In the listing that follows, how many lines contain the string "себе"? Provide only the number.
--- Begin ---
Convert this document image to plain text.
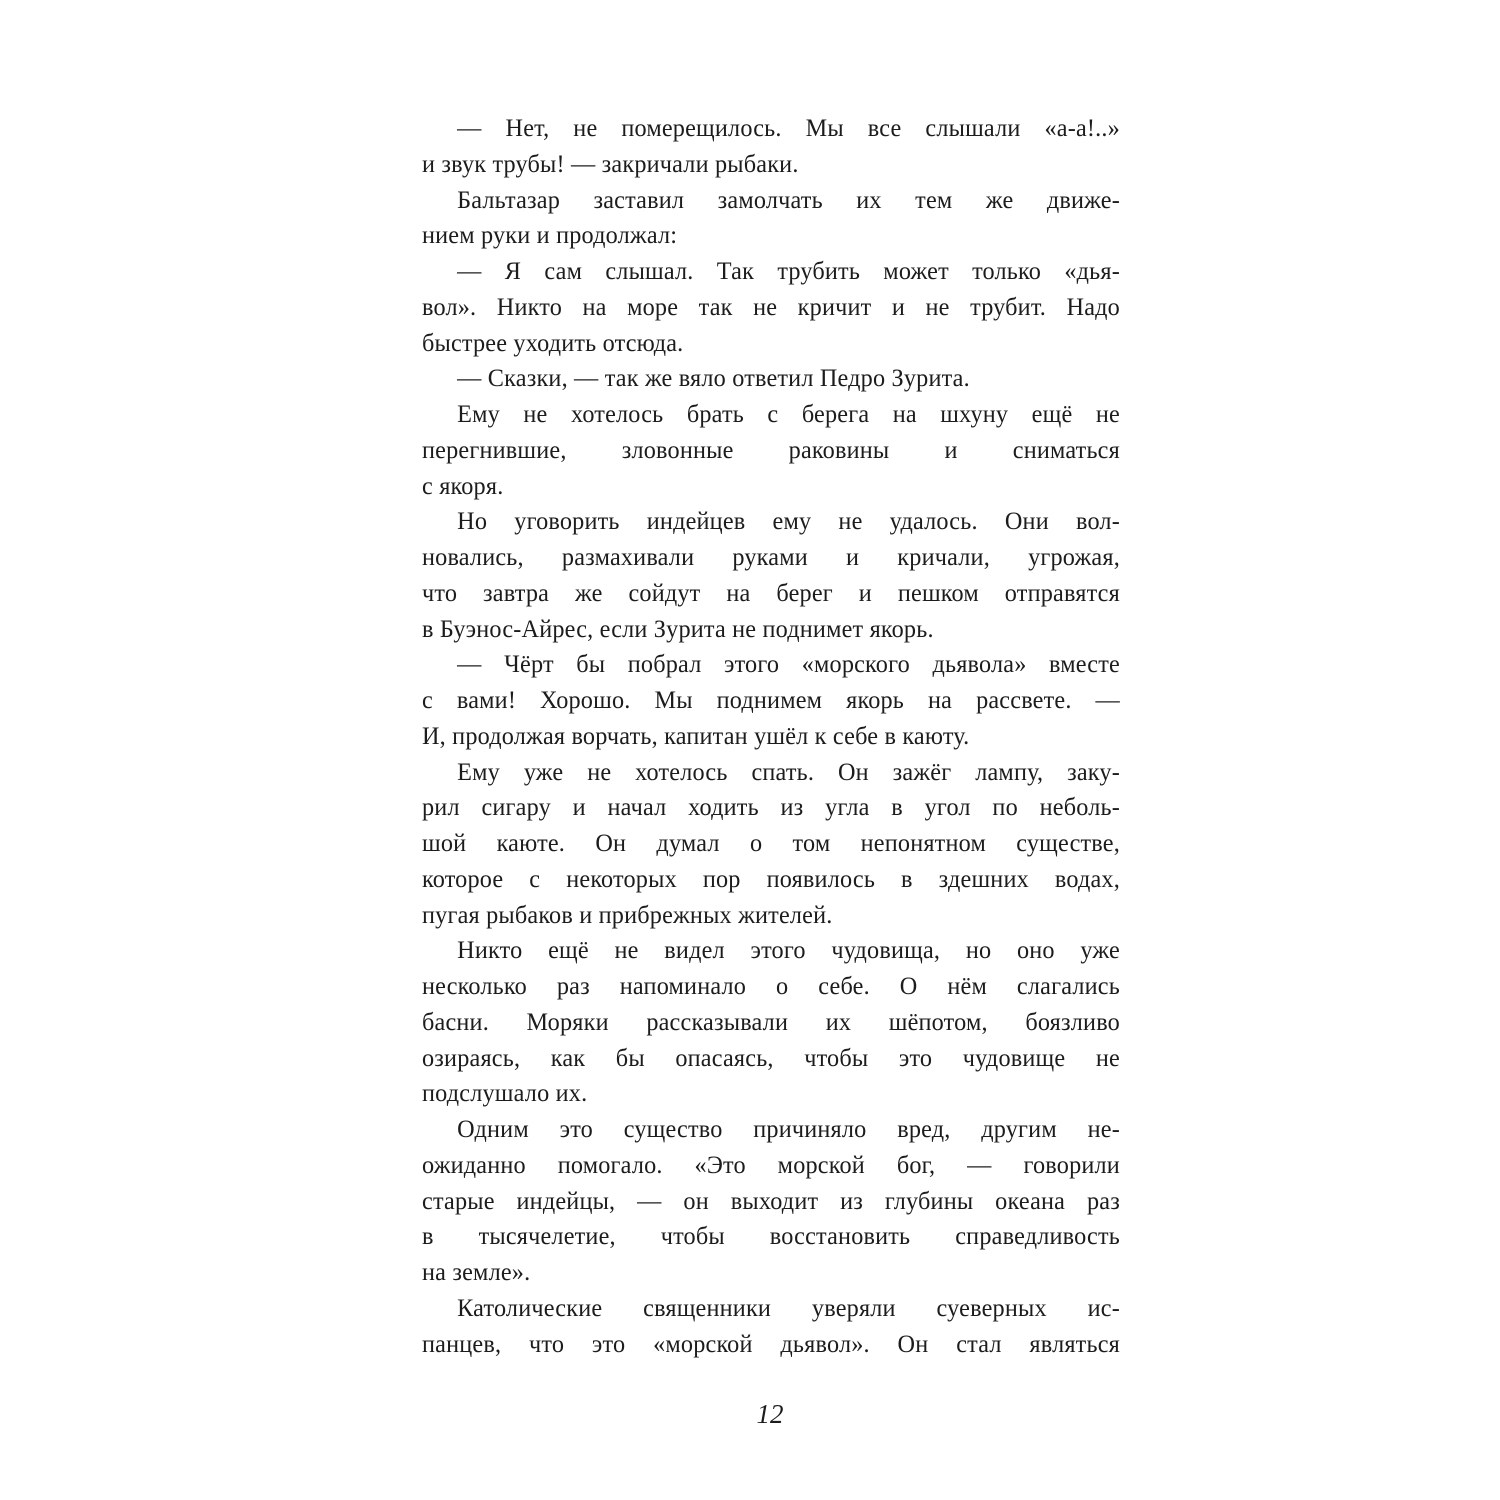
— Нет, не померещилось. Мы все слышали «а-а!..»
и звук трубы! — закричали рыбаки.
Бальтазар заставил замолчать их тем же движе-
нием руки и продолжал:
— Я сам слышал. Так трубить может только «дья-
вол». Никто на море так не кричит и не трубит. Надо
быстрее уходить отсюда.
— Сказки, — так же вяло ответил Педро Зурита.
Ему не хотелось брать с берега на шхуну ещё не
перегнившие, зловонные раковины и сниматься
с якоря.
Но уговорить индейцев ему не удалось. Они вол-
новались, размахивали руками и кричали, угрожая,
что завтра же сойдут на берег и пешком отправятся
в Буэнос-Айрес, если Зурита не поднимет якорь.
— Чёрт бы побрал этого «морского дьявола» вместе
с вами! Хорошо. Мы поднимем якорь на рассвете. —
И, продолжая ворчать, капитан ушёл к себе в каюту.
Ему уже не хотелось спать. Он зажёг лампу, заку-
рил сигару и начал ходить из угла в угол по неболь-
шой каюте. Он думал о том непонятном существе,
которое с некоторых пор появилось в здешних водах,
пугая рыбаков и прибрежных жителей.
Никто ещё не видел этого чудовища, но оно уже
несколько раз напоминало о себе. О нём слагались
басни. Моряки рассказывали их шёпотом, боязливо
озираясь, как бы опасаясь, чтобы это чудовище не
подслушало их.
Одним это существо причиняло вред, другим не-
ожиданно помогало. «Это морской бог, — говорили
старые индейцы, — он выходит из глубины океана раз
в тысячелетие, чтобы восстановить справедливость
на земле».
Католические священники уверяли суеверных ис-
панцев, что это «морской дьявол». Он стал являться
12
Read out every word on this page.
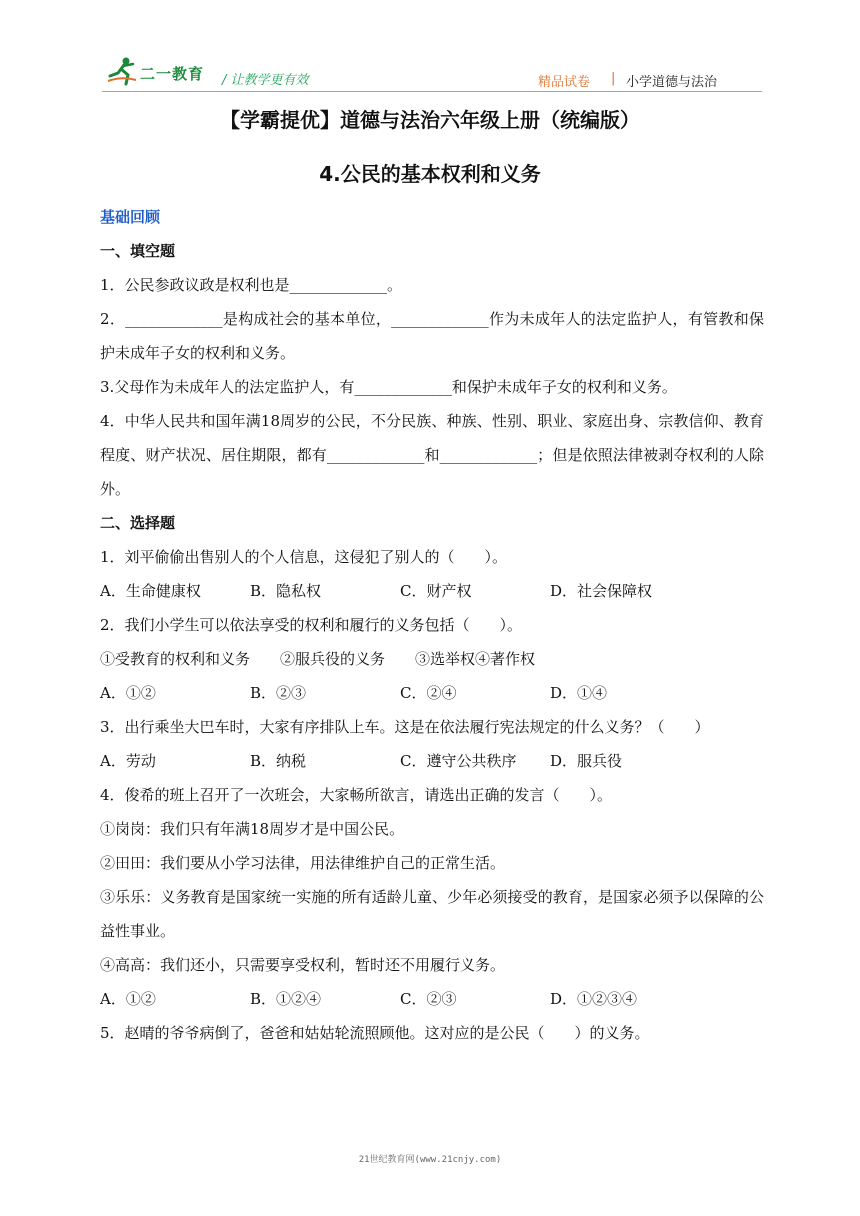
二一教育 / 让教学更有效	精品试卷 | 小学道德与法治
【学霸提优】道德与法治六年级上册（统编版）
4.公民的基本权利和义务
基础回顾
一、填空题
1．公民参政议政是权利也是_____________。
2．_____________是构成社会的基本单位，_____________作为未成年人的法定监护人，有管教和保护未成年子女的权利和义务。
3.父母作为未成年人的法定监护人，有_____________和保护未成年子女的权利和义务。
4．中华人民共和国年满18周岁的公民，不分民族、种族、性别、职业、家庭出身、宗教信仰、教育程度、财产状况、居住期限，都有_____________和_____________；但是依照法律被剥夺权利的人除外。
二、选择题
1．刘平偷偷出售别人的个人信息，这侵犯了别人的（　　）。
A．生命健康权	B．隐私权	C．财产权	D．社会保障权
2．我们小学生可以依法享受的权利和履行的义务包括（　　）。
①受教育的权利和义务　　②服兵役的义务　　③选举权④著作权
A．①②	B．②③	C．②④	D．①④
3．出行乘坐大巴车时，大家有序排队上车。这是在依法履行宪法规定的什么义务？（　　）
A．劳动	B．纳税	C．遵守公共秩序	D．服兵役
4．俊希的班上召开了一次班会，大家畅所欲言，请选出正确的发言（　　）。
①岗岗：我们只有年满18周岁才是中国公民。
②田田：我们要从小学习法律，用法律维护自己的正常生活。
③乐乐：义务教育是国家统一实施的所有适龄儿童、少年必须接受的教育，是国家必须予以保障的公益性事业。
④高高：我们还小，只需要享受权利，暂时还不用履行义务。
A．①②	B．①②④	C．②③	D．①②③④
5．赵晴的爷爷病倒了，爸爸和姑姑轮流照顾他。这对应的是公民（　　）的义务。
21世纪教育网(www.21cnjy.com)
--- End ---
▶ [Finished task]: 2